Work task:
Find and copy each line of the data that includes "status".

____ Dataset entries

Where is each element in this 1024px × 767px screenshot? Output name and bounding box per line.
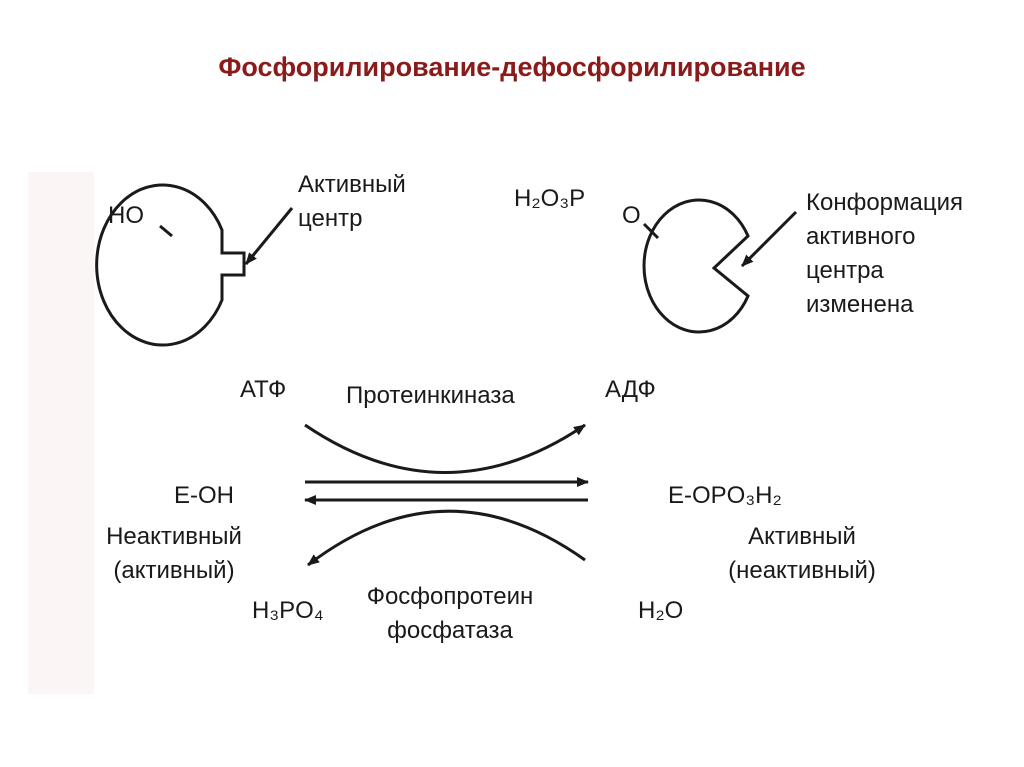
o-linker-label: O: [622, 202, 641, 229]
conformation-label-line1: Конформация: [806, 189, 964, 216]
e-oh-label: E-OH: [174, 482, 234, 509]
conformation-label-line2: активного: [806, 223, 916, 250]
conformation-pointer: [740, 210, 798, 268]
right-state-line1: Активный: [748, 523, 856, 550]
right-state-line2: (неактивный): [728, 557, 876, 584]
h3po4-label: H₃PO₄: [252, 597, 324, 624]
active-center-label-line2: центр: [298, 205, 363, 232]
phosphatase-label-line2: фосфатаза: [387, 617, 513, 644]
left-state-line1: Неактивный: [106, 523, 242, 550]
conformation-label-line4: изменена: [806, 291, 914, 318]
phosphatase-label-line1: Фосфопротеин: [366, 583, 534, 610]
ho-group-label: HO: [108, 202, 144, 229]
left-state-line2: (активный): [113, 557, 235, 584]
atp-label: АТФ: [240, 376, 287, 403]
kinase-arc-arrow: [304, 423, 586, 474]
phospho-group-label: H₂O₃P: [514, 185, 586, 212]
enzyme-inactive-shape: [95, 183, 246, 347]
conformation-label-line3: центра: [806, 257, 884, 284]
water-label: H₂O: [638, 597, 684, 624]
kinase-label: Протеинкиназа: [346, 382, 515, 409]
slide-title: Фосфорилирование-дефосфорилирование: [218, 52, 806, 82]
left-decor-strip: [28, 172, 94, 694]
ho-bond: [159, 224, 173, 238]
e-opo3h2-label: E-OPO₃H₂: [668, 482, 782, 509]
enzyme-active-shape: [642, 198, 750, 334]
active-center-pointer: [244, 207, 294, 265]
phosphatase-arc-arrow: [307, 509, 586, 567]
adp-label: АДФ: [605, 376, 656, 403]
o-bond: [642, 222, 660, 240]
active-center-label-line1: Активный: [298, 171, 406, 198]
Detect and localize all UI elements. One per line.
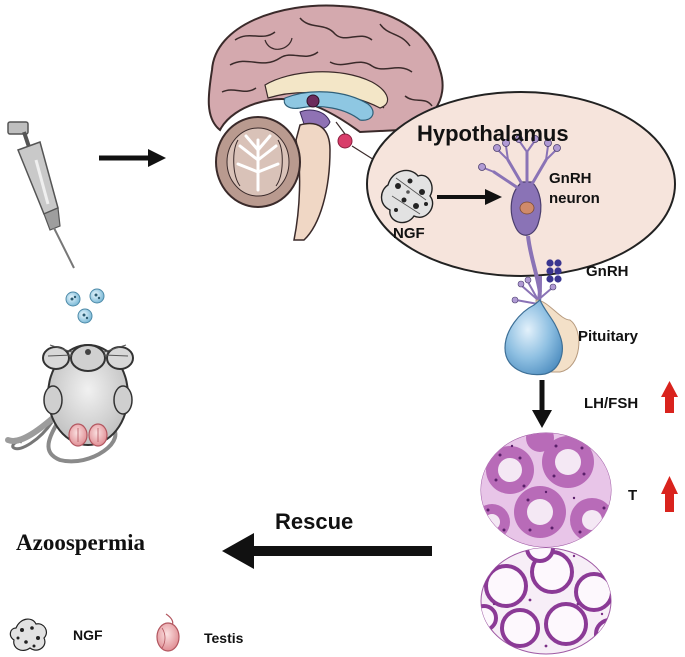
pipette-icon (7, 121, 75, 269)
gnrh-label: GnRH (586, 263, 629, 280)
gnrh-neuron-icon (478, 135, 561, 293)
brain-illustration (207, 4, 444, 241)
gnrh-neuron-label-line1: GnRH (549, 170, 592, 187)
ngf-inset-label: NGF (393, 225, 425, 242)
pituitary-gland-icon (504, 299, 580, 376)
gnrh-neuron-label-line2: neuron (549, 190, 600, 207)
arrow-ngf-to-neuron (437, 189, 502, 205)
legend-ngf-icon (9, 618, 48, 652)
testosterone-label: T (628, 487, 638, 504)
axon-terminal (511, 275, 557, 309)
arrow-pituitary-to-testis (532, 380, 552, 428)
legend-testis-label: Testis (204, 630, 244, 646)
hypothalamus-label: Hypothalamus (417, 121, 569, 146)
rescue-label: Rescue (275, 509, 354, 534)
testis-histology-normal (480, 432, 612, 548)
legend-ngf-label: NGF (73, 627, 103, 643)
azoospermia-label: Azoospermia (16, 530, 146, 555)
arrow-injection-to-brain (99, 149, 166, 167)
rescue-arrow (222, 533, 432, 569)
mouse-icon (5, 344, 134, 464)
gnrh-molecule-icon (546, 259, 562, 283)
ngf-protein-icon (380, 169, 434, 224)
legend-testis-icon (156, 613, 180, 652)
up-arrow-icon (661, 381, 678, 413)
testis-histology-azoospermia (480, 547, 612, 655)
ngf-particles-icon (65, 288, 105, 324)
lh-fsh-label: LH/FSH (584, 395, 639, 412)
up-arrow-icon (661, 476, 678, 512)
pituitary-label: Pituitary (578, 328, 639, 345)
hypothalamus-inset (366, 91, 676, 293)
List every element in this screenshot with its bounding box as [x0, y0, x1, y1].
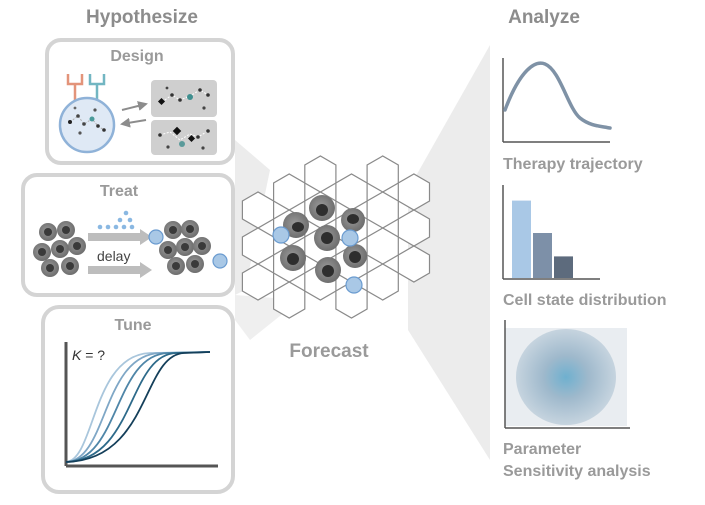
design-title: Design: [110, 48, 163, 65]
drug-particle-icon: [148, 229, 164, 245]
drug-particle-icon: [341, 229, 359, 247]
parameter-label-line1: Parameter: [503, 441, 581, 458]
bar-2: [533, 233, 552, 278]
arrow-left-icon: [120, 117, 147, 128]
network-top-icon: [157, 86, 210, 110]
hex-cell: [273, 173, 306, 211]
hex-cell: [397, 245, 431, 283]
network-panel-bottom: [151, 120, 217, 155]
hex-cell: [366, 263, 399, 301]
tumor-cell-icon: [315, 257, 341, 283]
antibody-orange-icon: [66, 74, 84, 100]
drug-dots-icon: [97, 210, 135, 230]
tumor-cell-icon: [314, 225, 340, 251]
design-panel: Design: [45, 38, 235, 165]
drug-particle-icon: [345, 276, 363, 294]
drug-particle-icon: [272, 226, 290, 244]
arrow-right-icon: [121, 101, 148, 111]
forecast-cells: [272, 195, 367, 294]
tune-title: Tune: [114, 317, 151, 334]
hex-cell: [366, 155, 399, 193]
cell-nuclei-right-icon: [164, 225, 206, 270]
antibody-teal-icon: [88, 74, 106, 100]
tumor-cell-icon: [309, 195, 335, 221]
cell-nuclei-left-icon: [38, 226, 81, 272]
network-bottom-icon: [158, 126, 210, 150]
treat-title: Treat: [100, 183, 139, 200]
cell-state-label: Cell state distribution: [503, 292, 667, 309]
delay-label: delay: [97, 248, 130, 264]
tune-box: [41, 305, 235, 494]
sensitivity-blob: [516, 329, 616, 425]
trajectory-curve: [503, 61, 612, 130]
cell-network-icon: [68, 106, 106, 135]
hex-cell: [397, 209, 431, 247]
k-equation: K = ?: [72, 347, 105, 363]
therapy-trajectory-plot: [502, 58, 612, 143]
bar-1: [512, 200, 531, 278]
tune-curves: [65, 351, 211, 463]
tune-panel: Tune K = ?: [41, 305, 235, 494]
tumor-cell-icon: [341, 208, 365, 232]
hex-cell: [366, 227, 399, 265]
cell-state-bar-chart: [502, 185, 600, 280]
right-funnel: [408, 45, 490, 460]
hex-cell: [335, 173, 368, 211]
forecast-label: Forecast: [289, 341, 369, 362]
treat-arrow-top-icon: [88, 229, 152, 245]
cell-dish-icon: [58, 96, 116, 154]
tumor-cell-icon: [343, 244, 367, 268]
bar-3: [554, 256, 573, 278]
header-analyze: Analyze: [508, 7, 580, 28]
hex-cell: [273, 281, 306, 319]
treat-panel: Treat delay: [21, 173, 235, 297]
tumor-cell-icon: [283, 212, 309, 238]
hex-cell: [397, 173, 431, 211]
treat-arrow-bottom-icon: [88, 262, 152, 278]
sensitivity-plot: [504, 320, 630, 429]
therapy-trajectory-label: Therapy trajectory: [503, 156, 643, 173]
parameter-label-line2: Sensitivity analysis: [503, 463, 651, 480]
hex-cell: [366, 191, 399, 229]
tumor-cell-icon: [280, 245, 306, 271]
hex-cell: [304, 155, 337, 193]
drug-particle-icon-2: [212, 253, 228, 269]
header-hypothesize: Hypothesize: [86, 7, 198, 28]
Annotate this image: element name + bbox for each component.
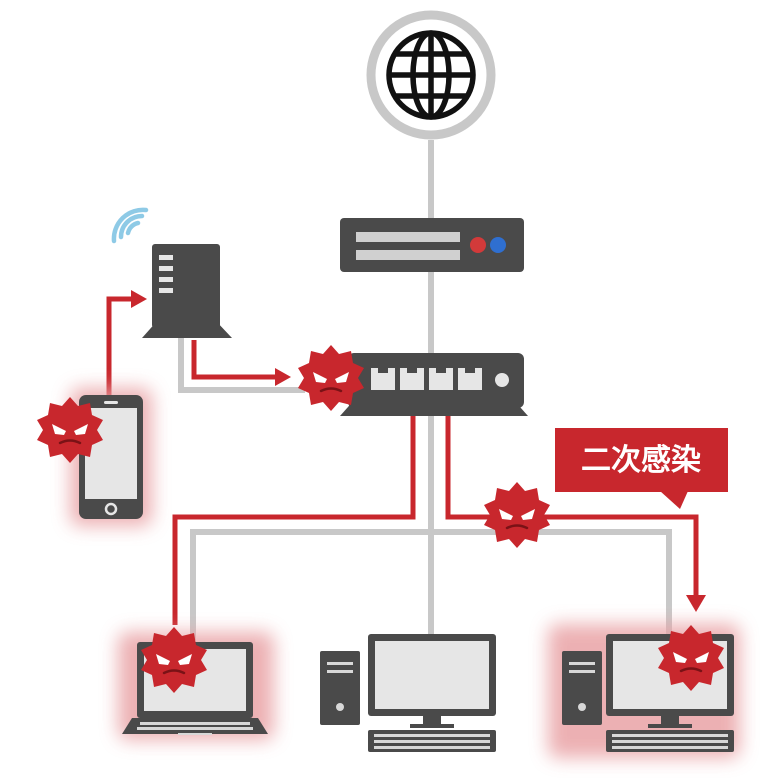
infection-paths bbox=[106, 290, 706, 625]
infection-path-phone-ap bbox=[106, 296, 134, 400]
infection-path-ap-switch bbox=[191, 340, 276, 380]
desktop-pc-clean bbox=[320, 634, 496, 752]
infection-path-switch-desktop bbox=[445, 415, 699, 596]
status-led-blue bbox=[490, 237, 506, 253]
wifi-access-point bbox=[111, 207, 232, 338]
callout-label: 二次感染 bbox=[581, 443, 701, 478]
switch-power-button bbox=[495, 373, 509, 387]
network-switch-icon bbox=[340, 353, 528, 416]
modem-icon bbox=[340, 218, 524, 272]
internet-globe bbox=[366, 10, 496, 140]
wifi-signal-icon bbox=[111, 207, 149, 244]
secondary-infection-callout: 二次感染 bbox=[555, 428, 728, 509]
wifi-access-point-icon bbox=[142, 244, 232, 338]
cable-laptop-left bbox=[190, 529, 431, 640]
cable-desktop-right bbox=[431, 529, 672, 634]
arrow-head-switch bbox=[275, 368, 291, 386]
virus-icon bbox=[482, 480, 552, 550]
globe-icon bbox=[386, 30, 476, 120]
arrow-head-ap bbox=[131, 290, 147, 308]
switch-ports bbox=[371, 368, 482, 390]
arrow-head-desktop bbox=[686, 595, 706, 612]
infection-path-switch-laptop bbox=[172, 415, 416, 625]
cable-ap-switch bbox=[178, 338, 305, 393]
status-led-red bbox=[470, 237, 486, 253]
desktop-pc-icon bbox=[320, 634, 496, 752]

________

Answer to this problem:
status-led-blue bbox=[490, 237, 506, 253]
status-led-red bbox=[470, 237, 486, 253]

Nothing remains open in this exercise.